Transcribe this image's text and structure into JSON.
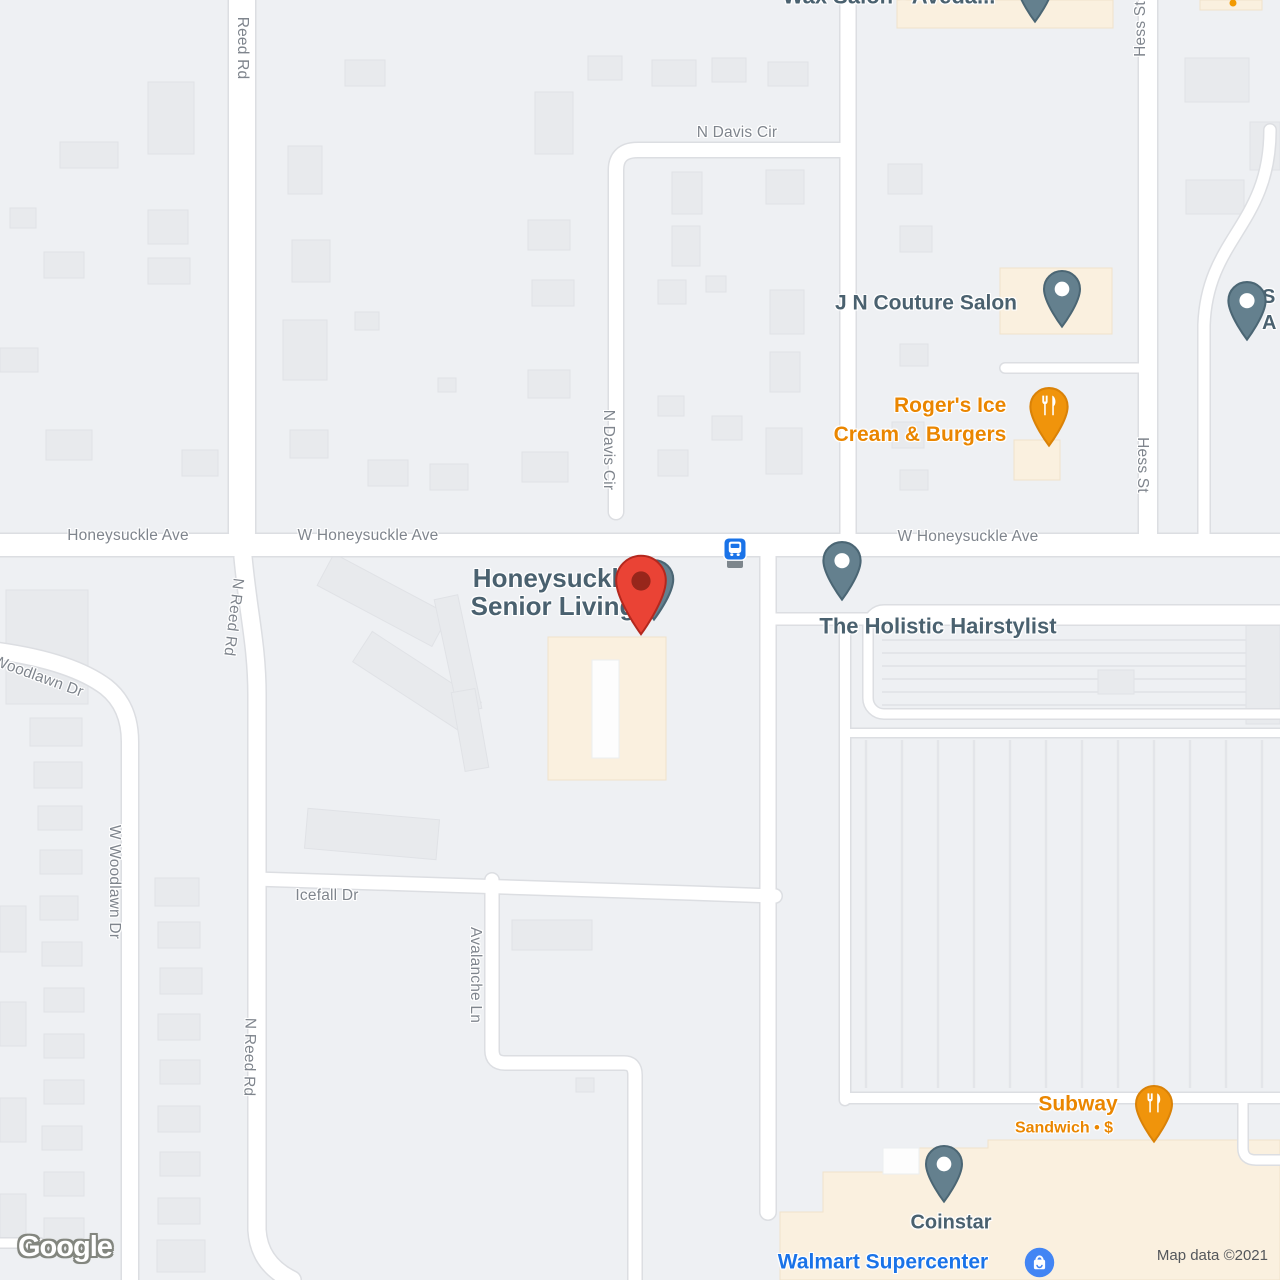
{
  "streets": [
    {
      "name": "Reed Rd"
    },
    {
      "name": "N Davis Cir"
    },
    {
      "name": "N Davis Cir"
    },
    {
      "name": "Hess St"
    },
    {
      "name": "Hess St"
    },
    {
      "name": "Honeysuckle Ave"
    },
    {
      "name": "W Honeysuckle Ave"
    },
    {
      "name": "W Honeysuckle Ave"
    },
    {
      "name": "Woodlawn Dr"
    },
    {
      "name": "W Woodlawn Dr"
    },
    {
      "name": "N Reed Rd"
    },
    {
      "name": "N Reed Rd"
    },
    {
      "name": "Icefall Dr"
    },
    {
      "name": "Avalanche Ln"
    }
  ],
  "pois": {
    "wax_salon": {
      "label": "Wax Salon - Aveda..."
    },
    "jn_couture_salon": {
      "label": "J N Couture Salon"
    },
    "rogers": {
      "line1": "Roger's Ice",
      "line2": "Cream & Burgers"
    },
    "honeysuckle_senior_living": {
      "line1": "Honeysuckle",
      "line2": "Senior Living"
    },
    "holistic_hairstylist": {
      "label": "The Holistic Hairstylist"
    },
    "subway": {
      "label": "Subway",
      "subtitle": "Sandwich • $"
    },
    "coinstar": {
      "label": "Coinstar"
    },
    "walmart": {
      "label": "Walmart Supercenter"
    },
    "edge_poi": {
      "line1": "S",
      "line2": "A"
    }
  },
  "transit": {
    "bus_stop": "bus-stop"
  },
  "attribution": {
    "text": "Map data ©2021"
  },
  "logo": {
    "text": "Google"
  },
  "icons": {
    "place_pin": "place-pin-icon",
    "restaurant_pin": "fork-knife-pin-icon",
    "destination_marker": "red-destination-marker-icon",
    "bus": "bus-icon",
    "shopping_bag": "shopping-bag-icon"
  },
  "colors": {
    "poi_label": "#4a616f",
    "street_label": "#7f858d",
    "restaurant_orange": "#ea8600",
    "google_blue": "#1a73e8",
    "marker_red": "#ea4335",
    "pin_slate": "#64808e",
    "commercial_fill": "#faf0df",
    "building_fill": "#e8eaed",
    "road_fill": "#ffffff"
  }
}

▶ _Your objective_:
The records above are to be quoted exactly, with all pictures left out.

▶ _The output_:
Transcribe this image's text and structure into JSON.
{
  "streets": [
    {
      "name": "Reed Rd"
    },
    {
      "name": "N Davis Cir"
    },
    {
      "name": "N Davis Cir"
    },
    {
      "name": "Hess St"
    },
    {
      "name": "Hess St"
    },
    {
      "name": "Honeysuckle Ave"
    },
    {
      "name": "W Honeysuckle Ave"
    },
    {
      "name": "W Honeysuckle Ave"
    },
    {
      "name": "Woodlawn Dr"
    },
    {
      "name": "W Woodlawn Dr"
    },
    {
      "name": "N Reed Rd"
    },
    {
      "name": "N Reed Rd"
    },
    {
      "name": "Icefall Dr"
    },
    {
      "name": "Avalanche Ln"
    }
  ],
  "pois": {
    "wax_salon": {
      "label": "Wax Salon - Aveda..."
    },
    "jn_couture_salon": {
      "label": "J N Couture Salon"
    },
    "rogers": {
      "line1": "Roger's Ice",
      "line2": "Cream & Burgers"
    },
    "honeysuckle_senior_living": {
      "line1": "Honeysuckle",
      "line2": "Senior Living"
    },
    "holistic_hairstylist": {
      "label": "The Holistic Hairstylist"
    },
    "subway": {
      "label": "Subway",
      "subtitle": "Sandwich • $"
    },
    "coinstar": {
      "label": "Coinstar"
    },
    "walmart": {
      "label": "Walmart Supercenter"
    },
    "edge_poi": {
      "line1": "S",
      "line2": "A"
    }
  },
  "transit": {
    "bus_stop": "bus-stop"
  },
  "attribution": {
    "text": "Map data ©2021"
  },
  "logo": {
    "text": "Google"
  },
  "icons": {
    "place_pin": "place-pin-icon",
    "restaurant_pin": "fork-knife-pin-icon",
    "destination_marker": "red-destination-marker-icon",
    "bus": "bus-icon",
    "shopping_bag": "shopping-bag-icon"
  },
  "colors": {
    "poi_label": "#4a616f",
    "street_label": "#7f858d",
    "restaurant_orange": "#ea8600",
    "google_blue": "#1a73e8",
    "marker_red": "#ea4335",
    "pin_slate": "#64808e",
    "commercial_fill": "#faf0df",
    "building_fill": "#e8eaed",
    "road_fill": "#ffffff"
  }
}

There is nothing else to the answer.